* _EXERCISE DETAILS_: Copy out the part of the article about the Salzgeber family's new house starting with "Gret lives in" and going on through "also a twin.".

* _EXERCISE TEXT_:
**********

A nursing home never entered their minds.

"There were other family members around," Janeen explains of their cross-country move. "But we knew we were the logical choice since we've got small children and there's already lots of rhythm, routine and ritual built into our lives."

Instead the Salzgebers decided to build a "multigenerational" house, one that would be comfortable for Gret and offer wriggle room for their two exuberant sons, Matthew, 6, and Peyton, 4.

They wanted a place where they could live together comfortably and not feel like they were on top of one another.

"We're all contained within these walls, but we can close it off in such a way that Gret can have her privacy," says Janeen of the home that was completed in January.

The 3,400-square-foot house constructed by M/I Homes in Wilderness Lake Preserve was tailored to match their needs: The sunny upstairs bonus area was converted to a bedroom for the boys and an adjacent sewing room for Janeen.

The master bedroom suite sits downstairs off in its own corner of the house. It's big but not too big, spacious enough to accommodate a small corner study with an antique roll-top desk for Jim.

Gret lives in her own L-shaped wing that Jim and Janeen designed by eliminating a closet that once stood between two bedrooms. She has her own elegant sitting area, a bathroom built for accessibility and a quiet bedroom that allows plenty of room for photographs taken of Gret and her twin sister, Gertrude, in 1920s Cleveland. Gertrude died at 50, but Gret still keeps pictures near.

"Her dad was a furrier and her mom was a seamstress, so they were always dressed to the nines," explains Janeen, also a twin.

Janeen, who saw to it that everything from drawer pulls to faucets were friendly to elderly hands, also lobbied for more accessibility throughout. Tinkering with plans for a laundry room off the kitchen, for example, allowed for a walk-in butler's pantry instead. Janeen loves to cook and needed space for everything from her baking staples to canned goods. She has everything stored on shelves labeled for easy reading. The labels are for Gret, who taught Janeen to cook Hungarian and German cuisine over the years.

"Oh, I haven't cooked in ages," Gret demurs. "Janeen does the cooking now."

Says Janeen: "We eat together every night as a family."

They chose Wilderness Lake Preserve for a number of reasons, but partly because New Tampa - where they lived before moving out West - had already boomed too much. Janeen was particularly sold on the lodge, a place that reminded her of the architecture of Colorado, but offered great amenities like a spa and health club for adults and zoo animals and movies for the kids.

"We're not golf and country club people; we like to get out and do something," she says. "I love the social thing with the lodge. Just the other day, the moms all worked out while the kids watched a movie in the theater. We were all yakking and taking turns checking on them. It was great."

Neighbor Alisa Barnette, her husband and two children just moved to a two-story chocolate-colored house on the Salzgebers' cul-de-sac in April.

The Barnettes popped in for a visit Wednesday afternoon. The two women met at the lodge pool a few days before. They've already been shopping together.

**********

* _PROVIDED MATERIAL_:
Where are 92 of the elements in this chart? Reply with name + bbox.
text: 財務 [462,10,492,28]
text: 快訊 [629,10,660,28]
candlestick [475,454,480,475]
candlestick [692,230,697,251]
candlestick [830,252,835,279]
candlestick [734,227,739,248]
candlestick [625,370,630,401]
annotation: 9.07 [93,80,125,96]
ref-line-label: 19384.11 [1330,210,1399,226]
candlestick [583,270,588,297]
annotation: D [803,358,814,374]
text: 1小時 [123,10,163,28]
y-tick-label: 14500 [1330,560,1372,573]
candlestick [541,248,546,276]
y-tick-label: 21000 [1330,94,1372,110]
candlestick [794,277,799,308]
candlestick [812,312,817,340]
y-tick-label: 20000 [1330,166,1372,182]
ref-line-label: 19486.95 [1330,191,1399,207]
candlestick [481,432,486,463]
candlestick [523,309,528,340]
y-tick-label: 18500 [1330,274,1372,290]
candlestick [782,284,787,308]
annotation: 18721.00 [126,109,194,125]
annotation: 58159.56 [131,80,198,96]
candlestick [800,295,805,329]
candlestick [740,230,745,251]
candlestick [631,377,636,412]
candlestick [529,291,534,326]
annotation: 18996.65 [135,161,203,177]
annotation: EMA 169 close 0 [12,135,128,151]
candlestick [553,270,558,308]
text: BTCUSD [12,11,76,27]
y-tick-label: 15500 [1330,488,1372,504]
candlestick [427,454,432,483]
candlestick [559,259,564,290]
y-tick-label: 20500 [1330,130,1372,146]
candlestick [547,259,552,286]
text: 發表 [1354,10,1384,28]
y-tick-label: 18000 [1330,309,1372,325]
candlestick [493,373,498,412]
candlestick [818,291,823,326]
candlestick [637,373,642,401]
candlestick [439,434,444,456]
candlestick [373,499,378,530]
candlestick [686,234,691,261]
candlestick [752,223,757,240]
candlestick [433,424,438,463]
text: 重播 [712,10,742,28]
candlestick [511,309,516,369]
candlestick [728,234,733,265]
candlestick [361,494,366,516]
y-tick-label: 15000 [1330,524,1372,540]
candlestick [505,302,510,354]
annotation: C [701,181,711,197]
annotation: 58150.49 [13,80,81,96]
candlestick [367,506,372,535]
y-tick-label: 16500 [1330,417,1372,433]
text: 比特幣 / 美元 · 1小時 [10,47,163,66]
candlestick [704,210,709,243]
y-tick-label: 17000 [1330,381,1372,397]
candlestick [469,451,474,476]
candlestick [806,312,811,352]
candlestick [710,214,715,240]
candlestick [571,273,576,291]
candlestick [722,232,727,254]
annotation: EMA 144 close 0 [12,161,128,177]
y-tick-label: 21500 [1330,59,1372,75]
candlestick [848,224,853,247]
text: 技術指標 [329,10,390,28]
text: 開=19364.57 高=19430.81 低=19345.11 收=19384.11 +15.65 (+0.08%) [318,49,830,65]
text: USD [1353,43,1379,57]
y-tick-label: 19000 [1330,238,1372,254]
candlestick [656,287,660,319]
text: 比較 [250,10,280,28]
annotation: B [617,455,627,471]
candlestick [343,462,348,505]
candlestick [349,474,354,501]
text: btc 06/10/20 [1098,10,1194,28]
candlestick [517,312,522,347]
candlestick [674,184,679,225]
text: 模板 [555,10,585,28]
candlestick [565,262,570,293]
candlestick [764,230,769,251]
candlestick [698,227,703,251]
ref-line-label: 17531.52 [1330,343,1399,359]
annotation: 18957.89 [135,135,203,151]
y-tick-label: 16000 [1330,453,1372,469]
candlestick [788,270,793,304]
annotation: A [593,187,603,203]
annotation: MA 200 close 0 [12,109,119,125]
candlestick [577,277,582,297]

**********

* _SOLUTION TO THE EXERCISE_:
Gret lives in her own L-shaped wing that Jim and Janeen designed by eliminating a closet that once stood between two bedrooms. She has her own elegant sitting area, a bathroom built for accessibility and a quiet bedroom that allows plenty of room for photographs taken of Gret and her twin sister, Gertrude, in 1920s Cleveland. Gertrude died at 50, but Gret still keeps pictures near.

"Her dad was a furrier and her mom was a seamstress, so they were always dressed to the nines," explains Janeen, also a twin.